> _Extracted entries_:
---
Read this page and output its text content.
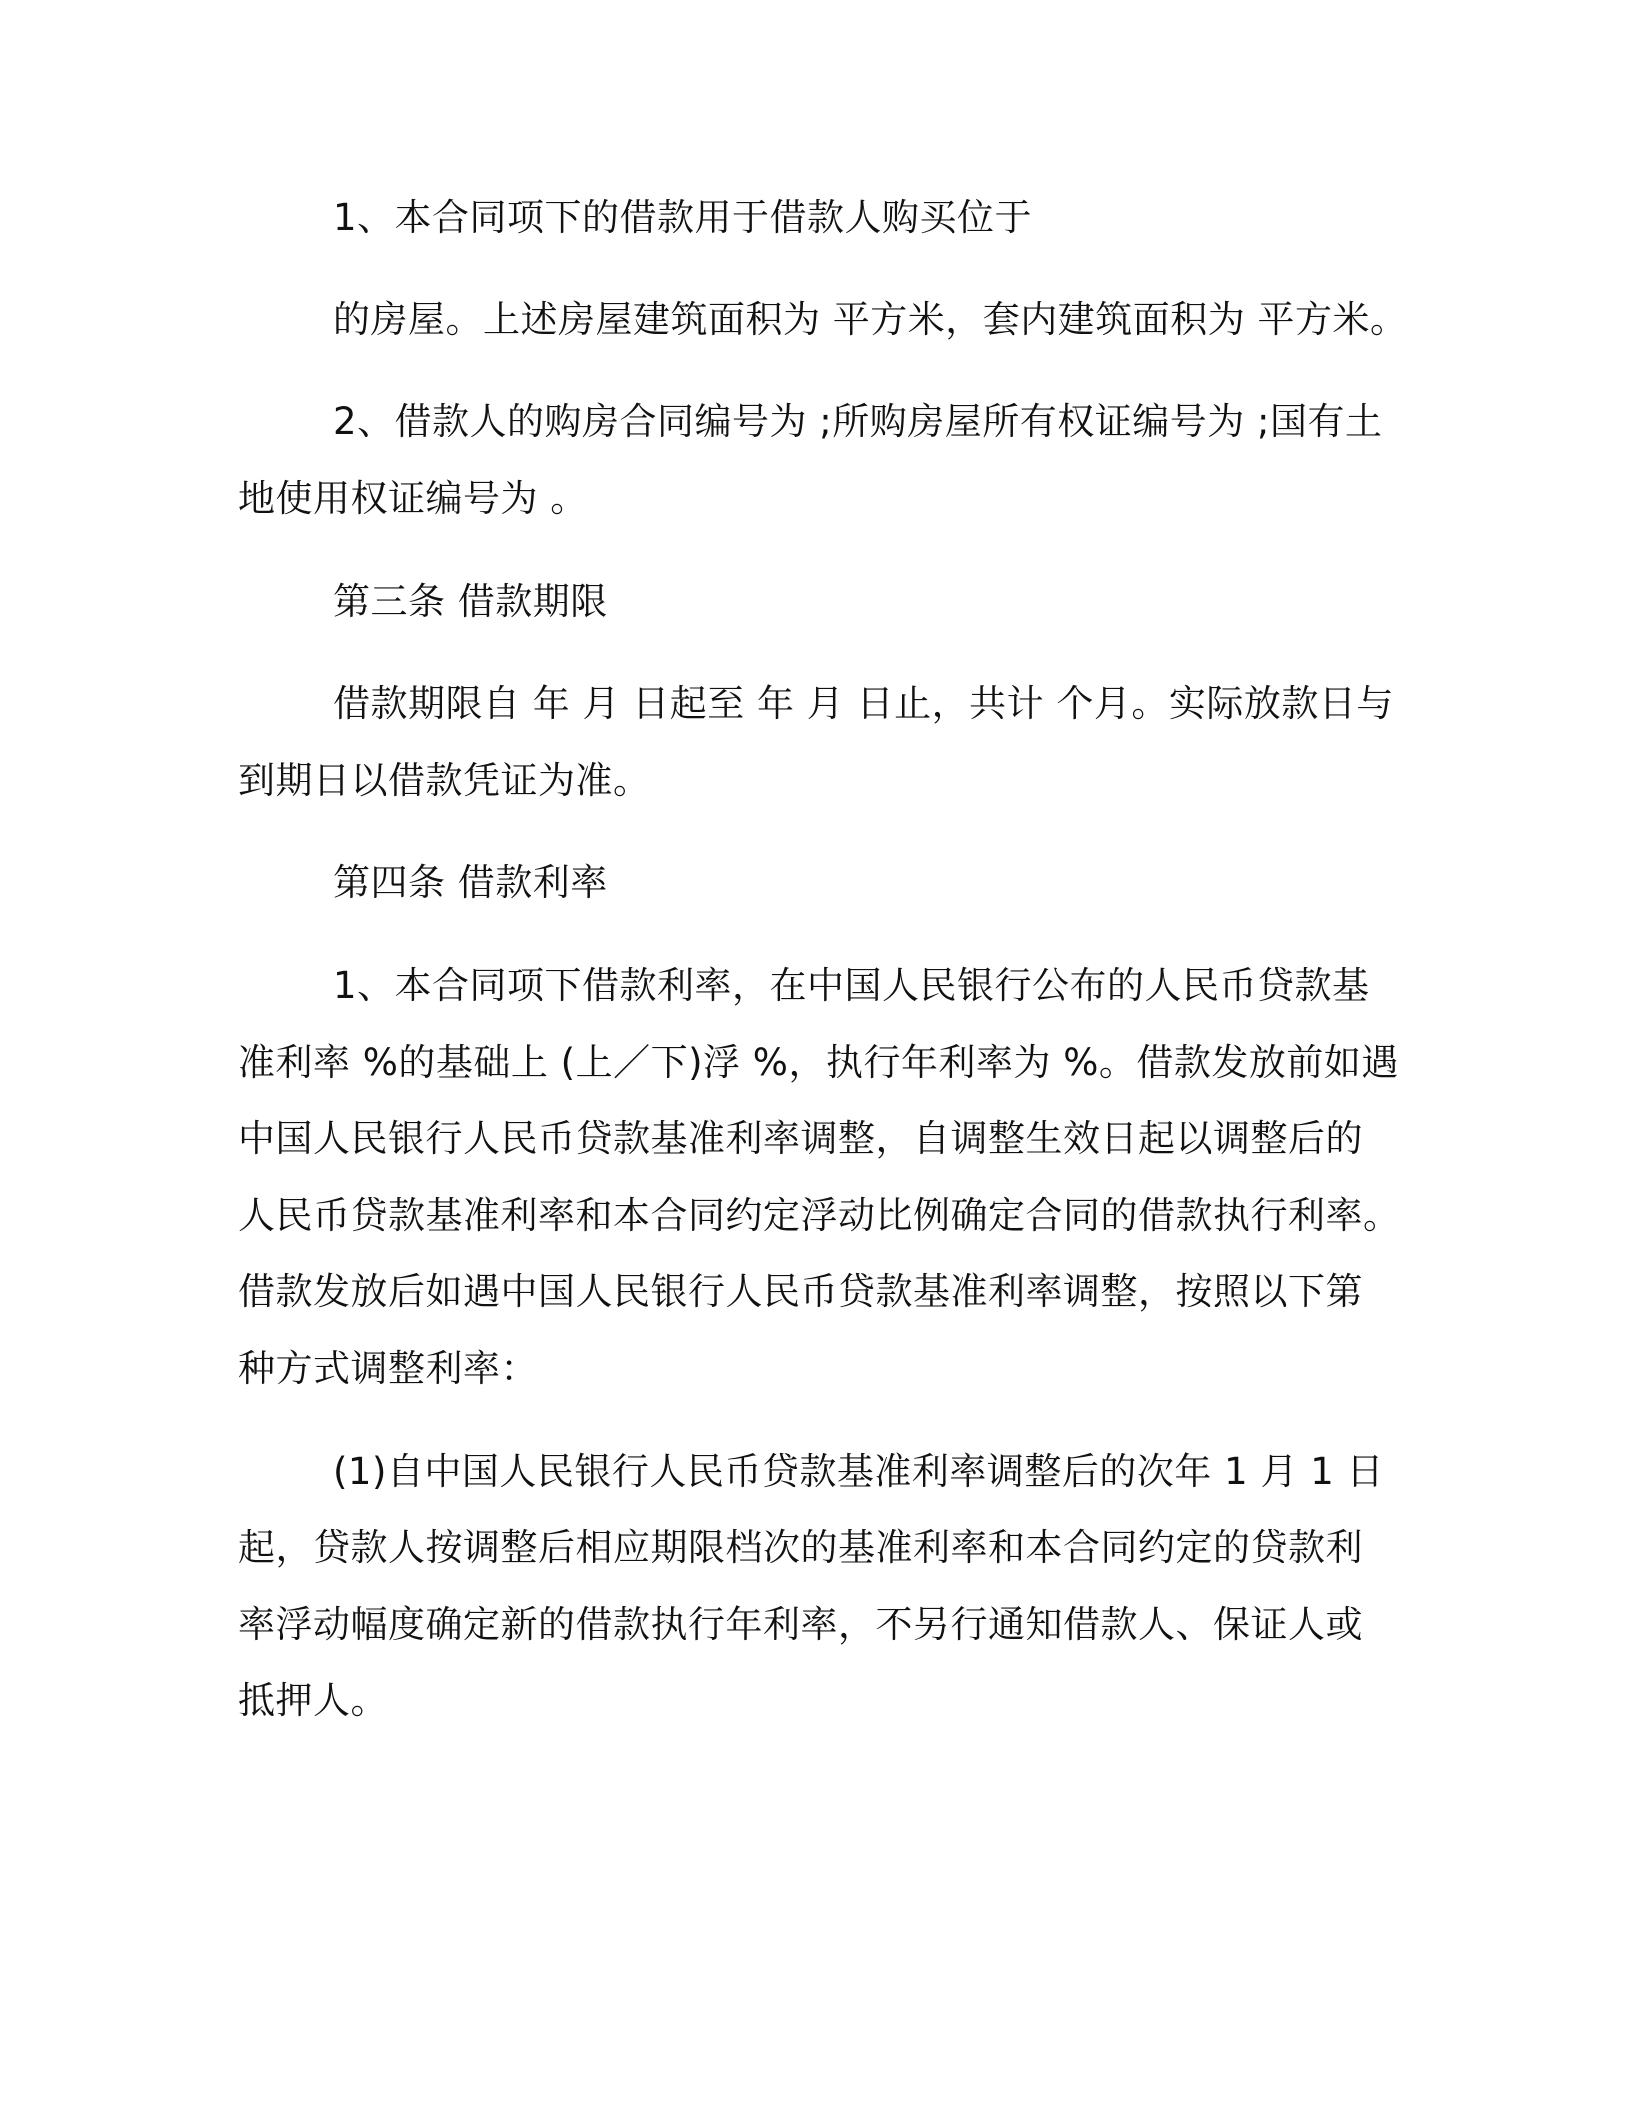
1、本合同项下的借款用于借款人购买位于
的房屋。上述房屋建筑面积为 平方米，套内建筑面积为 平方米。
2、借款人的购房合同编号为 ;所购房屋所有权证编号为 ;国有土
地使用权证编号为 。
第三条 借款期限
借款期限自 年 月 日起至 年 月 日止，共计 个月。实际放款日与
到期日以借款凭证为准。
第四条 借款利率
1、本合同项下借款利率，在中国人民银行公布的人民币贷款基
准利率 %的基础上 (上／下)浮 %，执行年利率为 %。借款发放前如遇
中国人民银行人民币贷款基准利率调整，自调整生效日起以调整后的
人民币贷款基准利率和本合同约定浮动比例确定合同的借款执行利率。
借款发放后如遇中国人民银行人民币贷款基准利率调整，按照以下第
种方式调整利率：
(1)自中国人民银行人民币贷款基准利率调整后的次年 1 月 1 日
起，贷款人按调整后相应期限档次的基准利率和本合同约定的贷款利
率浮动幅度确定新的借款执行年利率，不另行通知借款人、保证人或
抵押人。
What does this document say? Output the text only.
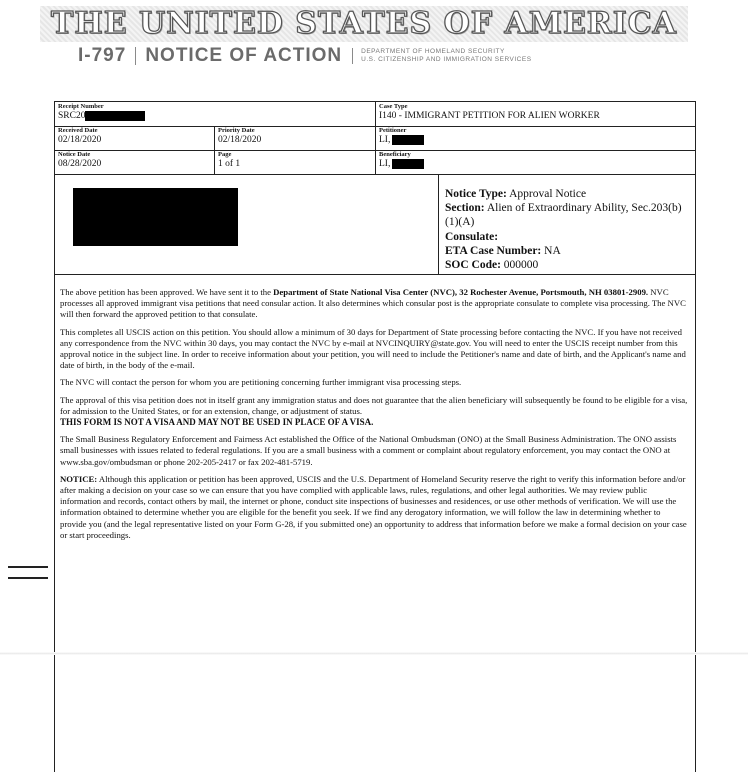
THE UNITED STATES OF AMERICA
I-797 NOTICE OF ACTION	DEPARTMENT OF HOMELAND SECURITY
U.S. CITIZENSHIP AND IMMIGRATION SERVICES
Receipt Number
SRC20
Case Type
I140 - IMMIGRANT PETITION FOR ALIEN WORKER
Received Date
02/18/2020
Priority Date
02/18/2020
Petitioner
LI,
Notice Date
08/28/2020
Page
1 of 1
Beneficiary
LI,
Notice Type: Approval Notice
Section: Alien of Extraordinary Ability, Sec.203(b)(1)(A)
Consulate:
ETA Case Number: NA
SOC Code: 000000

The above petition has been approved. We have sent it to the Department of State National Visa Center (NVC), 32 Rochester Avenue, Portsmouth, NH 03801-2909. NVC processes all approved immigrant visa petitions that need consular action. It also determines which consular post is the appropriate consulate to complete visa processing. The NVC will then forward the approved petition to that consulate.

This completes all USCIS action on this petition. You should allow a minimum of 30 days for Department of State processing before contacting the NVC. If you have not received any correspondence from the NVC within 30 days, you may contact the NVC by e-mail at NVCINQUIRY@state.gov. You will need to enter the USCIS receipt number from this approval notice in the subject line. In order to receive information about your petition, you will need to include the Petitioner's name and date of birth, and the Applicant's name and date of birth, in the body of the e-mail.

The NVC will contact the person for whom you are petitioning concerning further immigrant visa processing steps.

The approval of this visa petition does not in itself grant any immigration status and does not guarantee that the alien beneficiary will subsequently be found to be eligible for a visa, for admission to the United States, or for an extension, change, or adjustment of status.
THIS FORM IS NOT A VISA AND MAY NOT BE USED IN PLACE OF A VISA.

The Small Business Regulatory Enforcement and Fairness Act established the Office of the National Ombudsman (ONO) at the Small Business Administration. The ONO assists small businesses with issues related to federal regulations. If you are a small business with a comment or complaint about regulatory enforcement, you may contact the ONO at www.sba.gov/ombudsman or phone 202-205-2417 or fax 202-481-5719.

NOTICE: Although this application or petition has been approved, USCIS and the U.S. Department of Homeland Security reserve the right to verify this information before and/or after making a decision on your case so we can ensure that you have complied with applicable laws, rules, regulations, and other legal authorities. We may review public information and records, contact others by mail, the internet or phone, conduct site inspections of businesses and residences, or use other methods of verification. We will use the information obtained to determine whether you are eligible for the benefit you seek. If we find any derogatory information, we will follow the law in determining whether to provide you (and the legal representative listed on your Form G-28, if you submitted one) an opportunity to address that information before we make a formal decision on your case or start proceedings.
---
> _The task_:
Quote the records in their entirety, keeping the wording exact and excluding pictures.

> _Correct answer_:
Read this page and output its text content.
1、本合同项下的借款用于借款人购买位于
的房屋。上述房屋建筑面积为 平方米，套内建筑面积为 平方米。
2、借款人的购房合同编号为 ;所购房屋所有权证编号为 ;国有土
地使用权证编号为 。
第三条 借款期限
借款期限自 年 月 日起至 年 月 日止，共计 个月。实际放款日与
到期日以借款凭证为准。
第四条 借款利率
1、本合同项下借款利率，在中国人民银行公布的人民币贷款基
准利率 %的基础上 (上／下)浮 %，执行年利率为 %。借款发放前如遇
中国人民银行人民币贷款基准利率调整，自调整生效日起以调整后的
人民币贷款基准利率和本合同约定浮动比例确定合同的借款执行利率。
借款发放后如遇中国人民银行人民币贷款基准利率调整，按照以下第
种方式调整利率：
(1)自中国人民银行人民币贷款基准利率调整后的次年 1 月 1 日
起，贷款人按调整后相应期限档次的基准利率和本合同约定的贷款利
率浮动幅度确定新的借款执行年利率，不另行通知借款人、保证人或
抵押人。
What does this document say? Output the text only.
THE UNITED STATES OF AMERICA
I-797 NOTICE OF ACTION	DEPARTMENT OF HOMELAND SECURITY
U.S. CITIZENSHIP AND IMMIGRATION SERVICES
Receipt Number
SRC20
Case Type
I140 - IMMIGRANT PETITION FOR ALIEN WORKER
Received Date
02/18/2020
Priority Date
02/18/2020
Petitioner
LI,
Notice Date
08/28/2020
Page
1 of 1
Beneficiary
LI,
Notice Type: Approval Notice
Section: Alien of Extraordinary Ability, Sec.203(b)(1)(A)
Consulate:
ETA Case Number: NA
SOC Code: 000000

The above petition has been approved. We have sent it to the Department of State National Visa Center (NVC), 32 Rochester Avenue, Portsmouth, NH 03801-2909. NVC processes all approved immigrant visa petitions that need consular action. It also determines which consular post is the appropriate consulate to complete visa processing. The NVC will then forward the approved petition to that consulate.

This completes all USCIS action on this petition. You should allow a minimum of 30 days for Department of State processing before contacting the NVC. If you have not received any correspondence from the NVC within 30 days, you may contact the NVC by e-mail at NVCINQUIRY@state.gov. You will need to enter the USCIS receipt number from this approval notice in the subject line. In order to receive information about your petition, you will need to include the Petitioner's name and date of birth, and the Applicant's name and date of birth, in the body of the e-mail.

The NVC will contact the person for whom you are petitioning concerning further immigrant visa processing steps.

The approval of this visa petition does not in itself grant any immigration status and does not guarantee that the alien beneficiary will subsequently be found to be eligible for a visa, for admission to the United States, or for an extension, change, or adjustment of status.
THIS FORM IS NOT A VISA AND MAY NOT BE USED IN PLACE OF A VISA.

The Small Business Regulatory Enforcement and Fairness Act established the Office of the National Ombudsman (ONO) at the Small Business Administration. The ONO assists small businesses with issues related to federal regulations. If you are a small business with a comment or complaint about regulatory enforcement, you may contact the ONO at www.sba.gov/ombudsman or phone 202-205-2417 or fax 202-481-5719.

NOTICE: Although this application or petition has been approved, USCIS and the U.S. Department of Homeland Security reserve the right to verify this information before and/or after making a decision on your case so we can ensure that you have complied with applicable laws, rules, regulations, and other legal authorities. We may review public information and records, contact others by mail, the internet or phone, conduct site inspections of businesses and residences, or use other methods of verification. We will use the information obtained to determine whether you are eligible for the benefit you seek. If we find any derogatory information, we will follow the law in determining whether to provide you (and the legal representative listed on your Form G-28, if you submitted one) an opportunity to address that information before we make a formal decision on your case or start proceedings.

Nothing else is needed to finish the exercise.